_Material_
::::::::::
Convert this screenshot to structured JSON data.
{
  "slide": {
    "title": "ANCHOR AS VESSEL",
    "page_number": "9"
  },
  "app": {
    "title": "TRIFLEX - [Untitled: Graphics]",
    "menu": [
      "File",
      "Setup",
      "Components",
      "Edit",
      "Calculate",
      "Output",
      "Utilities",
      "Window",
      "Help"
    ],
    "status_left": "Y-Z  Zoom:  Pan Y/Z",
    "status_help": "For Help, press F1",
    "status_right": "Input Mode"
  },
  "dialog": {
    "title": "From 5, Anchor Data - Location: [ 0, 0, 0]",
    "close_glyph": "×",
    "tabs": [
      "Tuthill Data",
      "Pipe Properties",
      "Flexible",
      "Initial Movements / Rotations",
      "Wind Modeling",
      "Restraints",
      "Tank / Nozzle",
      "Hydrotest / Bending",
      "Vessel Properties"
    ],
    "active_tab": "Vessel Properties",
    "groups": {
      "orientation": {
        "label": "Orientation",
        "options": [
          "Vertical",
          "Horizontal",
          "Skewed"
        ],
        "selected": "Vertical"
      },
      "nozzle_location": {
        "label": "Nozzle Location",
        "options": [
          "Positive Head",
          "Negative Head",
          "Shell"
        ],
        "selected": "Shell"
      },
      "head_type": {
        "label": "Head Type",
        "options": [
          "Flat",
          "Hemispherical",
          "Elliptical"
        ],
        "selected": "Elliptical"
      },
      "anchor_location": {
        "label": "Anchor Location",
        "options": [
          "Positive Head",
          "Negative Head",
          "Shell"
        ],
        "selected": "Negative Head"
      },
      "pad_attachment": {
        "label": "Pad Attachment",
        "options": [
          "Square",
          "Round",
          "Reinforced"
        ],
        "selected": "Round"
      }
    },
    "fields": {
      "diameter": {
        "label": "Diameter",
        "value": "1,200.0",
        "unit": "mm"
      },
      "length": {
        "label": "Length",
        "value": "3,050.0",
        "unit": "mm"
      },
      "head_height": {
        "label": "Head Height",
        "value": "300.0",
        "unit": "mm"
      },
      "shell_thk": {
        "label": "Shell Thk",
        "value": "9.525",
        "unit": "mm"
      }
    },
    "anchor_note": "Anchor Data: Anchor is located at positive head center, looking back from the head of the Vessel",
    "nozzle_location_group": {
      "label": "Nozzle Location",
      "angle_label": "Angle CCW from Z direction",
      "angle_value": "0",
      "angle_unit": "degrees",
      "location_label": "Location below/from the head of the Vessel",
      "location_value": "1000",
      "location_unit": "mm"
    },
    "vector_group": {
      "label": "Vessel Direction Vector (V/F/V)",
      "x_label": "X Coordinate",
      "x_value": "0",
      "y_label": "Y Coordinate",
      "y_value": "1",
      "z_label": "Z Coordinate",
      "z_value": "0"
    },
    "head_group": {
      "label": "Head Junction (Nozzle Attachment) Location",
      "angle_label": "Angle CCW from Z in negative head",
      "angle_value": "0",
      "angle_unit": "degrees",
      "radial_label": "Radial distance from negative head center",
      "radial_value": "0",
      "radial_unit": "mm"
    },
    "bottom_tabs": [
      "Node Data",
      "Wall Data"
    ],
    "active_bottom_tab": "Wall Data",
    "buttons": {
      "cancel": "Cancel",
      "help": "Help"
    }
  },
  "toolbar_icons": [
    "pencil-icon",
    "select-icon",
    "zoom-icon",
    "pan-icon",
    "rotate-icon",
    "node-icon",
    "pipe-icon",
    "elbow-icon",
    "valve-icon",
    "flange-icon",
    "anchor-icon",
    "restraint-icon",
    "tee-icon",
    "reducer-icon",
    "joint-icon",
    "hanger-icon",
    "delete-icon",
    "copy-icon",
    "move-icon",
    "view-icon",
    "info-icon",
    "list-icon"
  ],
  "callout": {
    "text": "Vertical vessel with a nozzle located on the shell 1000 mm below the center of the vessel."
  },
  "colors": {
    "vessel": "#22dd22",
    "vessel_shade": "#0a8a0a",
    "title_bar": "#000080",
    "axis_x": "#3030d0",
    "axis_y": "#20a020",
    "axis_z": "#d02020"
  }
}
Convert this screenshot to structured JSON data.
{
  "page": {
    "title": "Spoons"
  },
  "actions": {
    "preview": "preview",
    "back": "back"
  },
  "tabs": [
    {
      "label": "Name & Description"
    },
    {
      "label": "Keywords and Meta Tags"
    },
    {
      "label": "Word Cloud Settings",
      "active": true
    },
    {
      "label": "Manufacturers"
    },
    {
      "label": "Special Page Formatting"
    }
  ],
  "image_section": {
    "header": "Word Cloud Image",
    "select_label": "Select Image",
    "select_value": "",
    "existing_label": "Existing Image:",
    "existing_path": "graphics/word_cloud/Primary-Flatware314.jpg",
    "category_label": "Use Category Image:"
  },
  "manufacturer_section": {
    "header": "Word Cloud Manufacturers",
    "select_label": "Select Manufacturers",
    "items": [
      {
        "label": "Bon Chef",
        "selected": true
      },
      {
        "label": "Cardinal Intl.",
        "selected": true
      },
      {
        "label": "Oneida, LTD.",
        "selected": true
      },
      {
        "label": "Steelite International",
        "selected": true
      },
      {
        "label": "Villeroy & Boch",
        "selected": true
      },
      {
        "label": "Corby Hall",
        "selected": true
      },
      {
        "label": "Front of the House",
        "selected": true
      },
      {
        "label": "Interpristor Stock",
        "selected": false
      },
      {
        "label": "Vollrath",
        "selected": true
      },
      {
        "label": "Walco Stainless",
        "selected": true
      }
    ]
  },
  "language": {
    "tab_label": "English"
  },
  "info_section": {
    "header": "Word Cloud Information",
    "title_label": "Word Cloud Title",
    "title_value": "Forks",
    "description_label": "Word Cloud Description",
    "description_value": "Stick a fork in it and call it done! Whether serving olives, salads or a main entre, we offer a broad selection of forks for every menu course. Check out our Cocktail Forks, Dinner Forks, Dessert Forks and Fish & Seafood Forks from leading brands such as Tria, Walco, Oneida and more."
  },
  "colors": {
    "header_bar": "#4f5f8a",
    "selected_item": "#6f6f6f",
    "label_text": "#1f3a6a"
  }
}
::::::::::
_Work to do_
Restate the listing in full, word for word.

_Exercise output_
Convert this screenshot to structured JSON data.
{
  "slide": {
    "title": "ANCHOR AS VESSEL",
    "page_number": "9"
  },
  "app": {
    "title": "TRIFLEX - [Untitled: Graphics]",
    "menu": [
      "File",
      "Setup",
      "Components",
      "Edit",
      "Calculate",
      "Output",
      "Utilities",
      "Window",
      "Help"
    ],
    "status_left": "Y-Z  Zoom:  Pan Y/Z",
    "status_help": "For Help, press F1",
    "status_right": "Input Mode"
  },
  "dialog": {
    "title": "From 5, Anchor Data - Location: [ 0, 0, 0]",
    "close_glyph": "×",
    "tabs": [
      "Tuthill Data",
      "Pipe Properties",
      "Flexible",
      "Initial Movements / Rotations",
      "Wind Modeling",
      "Restraints",
      "Tank / Nozzle",
      "Hydrotest / Bending",
      "Vessel Properties"
    ],
    "active_tab": "Vessel Properties",
    "groups": {
      "orientation": {
        "label": "Orientation",
        "options": [
          "Vertical",
          "Horizontal",
          "Skewed"
        ],
        "selected": "Vertical"
      },
      "nozzle_location": {
        "label": "Nozzle Location",
        "options": [
          "Positive Head",
          "Negative Head",
          "Shell"
        ],
        "selected": "Shell"
      },
      "head_type": {
        "label": "Head Type",
        "options": [
          "Flat",
          "Hemispherical",
          "Elliptical"
        ],
        "selected": "Elliptical"
      },
      "anchor_location": {
        "label": "Anchor Location",
        "options": [
          "Positive Head",
          "Negative Head",
          "Shell"
        ],
        "selected": "Negative Head"
      },
      "pad_attachment": {
        "label": "Pad Attachment",
        "options": [
          "Square",
          "Round",
          "Reinforced"
        ],
        "selected": "Round"
      }
    },
    "fields": {
      "diameter": {
        "label": "Diameter",
        "value": "1,200.0",
        "unit": "mm"
      },
      "length": {
        "label": "Length",
        "value": "3,050.0",
        "unit": "mm"
      },
      "head_height": {
        "label": "Head Height",
        "value": "300.0",
        "unit": "mm"
      },
      "shell_thk": {
        "label": "Shell Thk",
        "value": "9.525",
        "unit": "mm"
      }
    },
    "anchor_note": "Anchor Data: Anchor is located at positive head center, looking back from the head of the Vessel",
    "nozzle_location_group": {
      "label": "Nozzle Location",
      "angle_label": "Angle CCW from Z direction",
      "angle_value": "0",
      "angle_unit": "degrees",
      "location_label": "Location below/from the head of the Vessel",
      "location_value": "1000",
      "location_unit": "mm"
    },
    "vector_group": {
      "label": "Vessel Direction Vector (V/F/V)",
      "x_label": "X Coordinate",
      "x_value": "0",
      "y_label": "Y Coordinate",
      "y_value": "1",
      "z_label": "Z Coordinate",
      "z_value": "0"
    },
    "head_group": {
      "label": "Head Junction (Nozzle Attachment) Location",
      "angle_label": "Angle CCW from Z in negative head",
      "angle_value": "0",
      "angle_unit": "degrees",
      "radial_label": "Radial distance from negative head center",
      "radial_value": "0",
      "radial_unit": "mm"
    },
    "bottom_tabs": [
      "Node Data",
      "Wall Data"
    ],
    "active_bottom_tab": "Wall Data",
    "buttons": {
      "cancel": "Cancel",
      "help": "Help"
    }
  },
  "toolbar_icons": [
    "pencil-icon",
    "select-icon",
    "zoom-icon",
    "pan-icon",
    "rotate-icon",
    "node-icon",
    "pipe-icon",
    "elbow-icon",
    "valve-icon",
    "flange-icon",
    "anchor-icon",
    "restraint-icon",
    "tee-icon",
    "reducer-icon",
    "joint-icon",
    "hanger-icon",
    "delete-icon",
    "copy-icon",
    "move-icon",
    "view-icon",
    "info-icon",
    "list-icon"
  ],
  "callout": {
    "text": "Vertical vessel with a nozzle located on the shell 1000 mm below the center of the vessel."
  },
  "colors": {
    "vessel": "#22dd22",
    "vessel_shade": "#0a8a0a",
    "title_bar": "#000080",
    "axis_x": "#3030d0",
    "axis_y": "#20a020",
    "axis_z": "#d02020"
  }
}
Convert this screenshot to structured JSON data.
{
  "page": {
    "title": "Spoons"
  },
  "actions": {
    "preview": "preview",
    "back": "back"
  },
  "tabs": [
    {
      "label": "Name & Description"
    },
    {
      "label": "Keywords and Meta Tags"
    },
    {
      "label": "Word Cloud Settings",
      "active": true
    },
    {
      "label": "Manufacturers"
    },
    {
      "label": "Special Page Formatting"
    }
  ],
  "image_section": {
    "header": "Word Cloud Image",
    "select_label": "Select Image",
    "select_value": "",
    "existing_label": "Existing Image:",
    "existing_path": "graphics/word_cloud/Primary-Flatware314.jpg",
    "category_label": "Use Category Image:"
  },
  "manufacturer_section": {
    "header": "Word Cloud Manufacturers",
    "select_label": "Select Manufacturers",
    "items": [
      {
        "label": "Bon Chef",
        "selected": true
      },
      {
        "label": "Cardinal Intl.",
        "selected": true
      },
      {
        "label": "Oneida, LTD.",
        "selected": true
      },
      {
        "label": "Steelite International",
        "selected": true
      },
      {
        "label": "Villeroy & Boch",
        "selected": true
      },
      {
        "label": "Corby Hall",
        "selected": true
      },
      {
        "label": "Front of the House",
        "selected": true
      },
      {
        "label": "Interpristor Stock",
        "selected": false
      },
      {
        "label": "Vollrath",
        "selected": true
      },
      {
        "label": "Walco Stainless",
        "selected": true
      }
    ]
  },
  "language": {
    "tab_label": "English"
  },
  "info_section": {
    "header": "Word Cloud Information",
    "title_label": "Word Cloud Title",
    "title_value": "Forks",
    "description_label": "Word Cloud Description",
    "description_value": "Stick a fork in it and call it done! Whether serving olives, salads or a main entre, we offer a broad selection of forks for every menu course. Check out our Cocktail Forks, Dinner Forks, Dessert Forks and Fish & Seafood Forks from leading brands such as Tria, Walco, Oneida and more."
  },
  "colors": {
    "header_bar": "#4f5f8a",
    "selected_item": "#6f6f6f",
    "label_text": "#1f3a6a"
  }
}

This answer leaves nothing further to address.